- Given task
What you return should match every record exactly, with the images removed.
--------------------
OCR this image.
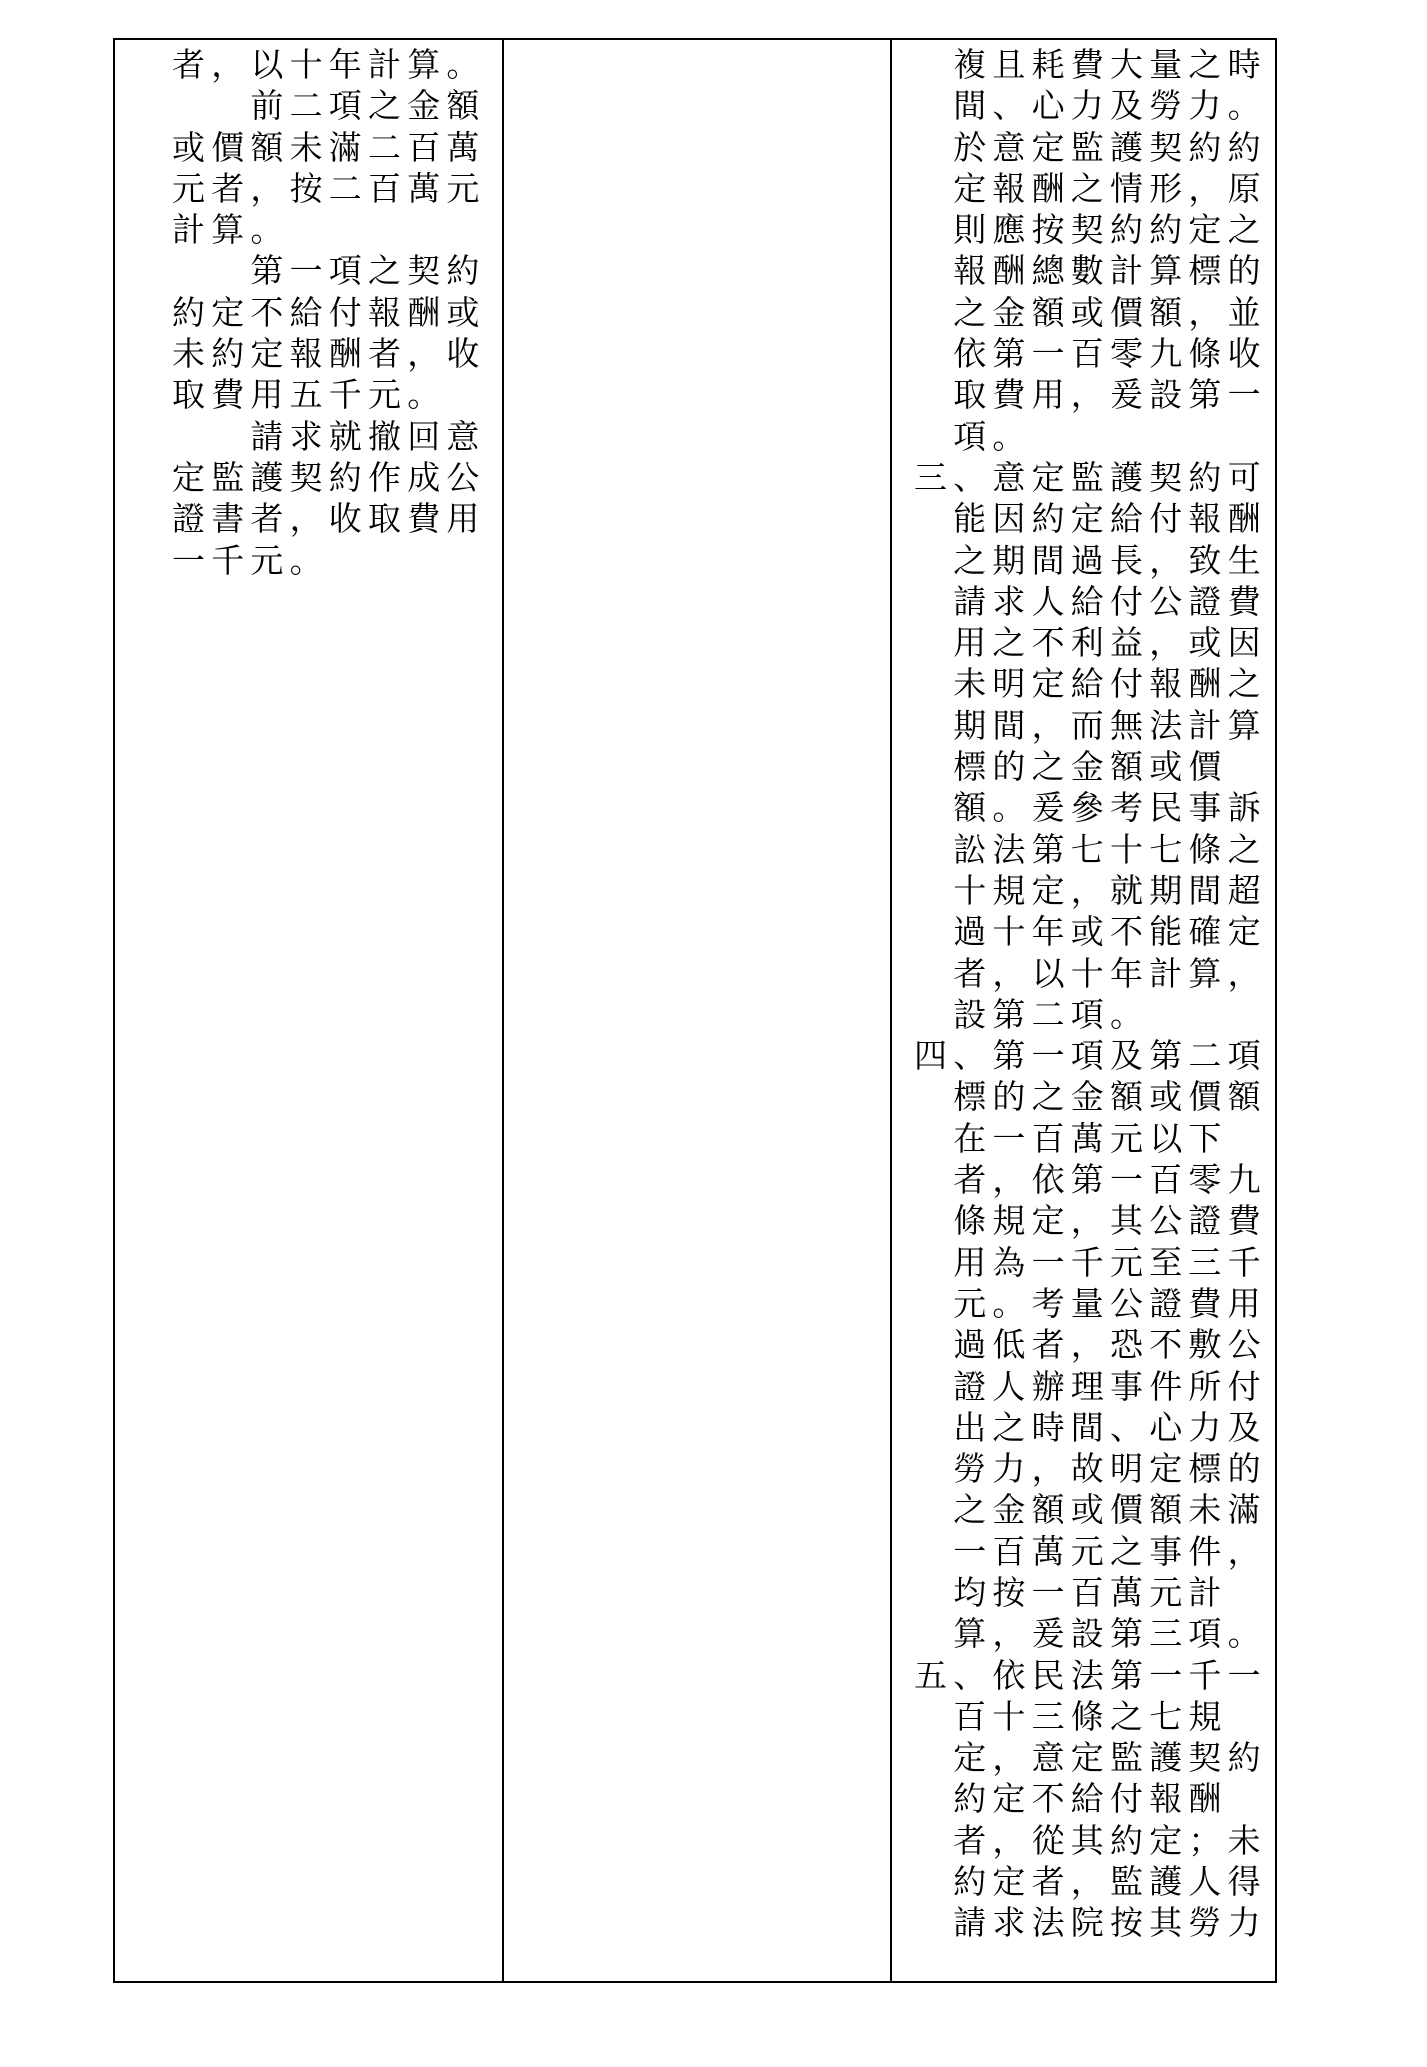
者，以十年計算。
　　前二項之金額
或價額未滿二百萬
元者，按二百萬元
計算。
　　第一項之契約
約定不給付報酬或
未約定報酬者，收
取費用五千元。
　　請求就撤回意
定監護契約作成公
證書者，收取費用
一千元。
　複且耗費大量之時
　間、心力及勞力。
　於意定監護契約約
　定報酬之情形，原
　則應按契約約定之
　報酬總數計算標的
　之金額或價額，並
　依第一百零九條收
　取費用，爰設第一
　項。
三、意定監護契約可
　能因約定給付報酬
　之期間過長，致生
　請求人給付公證費
　用之不利益，或因
　未明定給付報酬之
　期間，而無法計算
　標的之金額或價
　額。爰參考民事訴
　訟法第七十七條之
　十規定，就期間超
　過十年或不能確定
　者，以十年計算，
　設第二項。
四、第一項及第二項
　標的之金額或價額
　在一百萬元以下
　者，依第一百零九
　條規定，其公證費
　用為一千元至三千
　元。考量公證費用
　過低者，恐不敷公
　證人辦理事件所付
　出之時間、心力及
　勞力，故明定標的
　之金額或價額未滿
　一百萬元之事件，
　均按一百萬元計
　算，爰設第三項。
五、依民法第一千一
　百十三條之七規
　定，意定監護契約
　約定不給付報酬
　者，從其約定；未
　約定者，監護人得
　請求法院按其勞力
--------------------
- Result for this exercise
OCR this image.
者，以十年計算。
　　前二項之金額
或價額未滿二百萬
元者，按二百萬元
計算。
　　第一項之契約
約定不給付報酬或
未約定報酬者，收
取費用五千元。
　　請求就撤回意
定監護契約作成公
證書者，收取費用
一千元。
　複且耗費大量之時
　間、心力及勞力。
　於意定監護契約約
　定報酬之情形，原
　則應按契約約定之
　報酬總數計算標的
　之金額或價額，並
　依第一百零九條收
　取費用，爰設第一
　項。
三、意定監護契約可
　能因約定給付報酬
　之期間過長，致生
　請求人給付公證費
　用之不利益，或因
　未明定給付報酬之
　期間，而無法計算
　標的之金額或價
　額。爰參考民事訴
　訟法第七十七條之
　十規定，就期間超
　過十年或不能確定
　者，以十年計算，
　設第二項。
四、第一項及第二項
　標的之金額或價額
　在一百萬元以下
　者，依第一百零九
　條規定，其公證費
　用為一千元至三千
　元。考量公證費用
　過低者，恐不敷公
　證人辦理事件所付
　出之時間、心力及
　勞力，故明定標的
　之金額或價額未滿
　一百萬元之事件，
　均按一百萬元計
　算，爰設第三項。
五、依民法第一千一
　百十三條之七規
　定，意定監護契約
　約定不給付報酬
　者，從其約定；未
　約定者，監護人得
　請求法院按其勞力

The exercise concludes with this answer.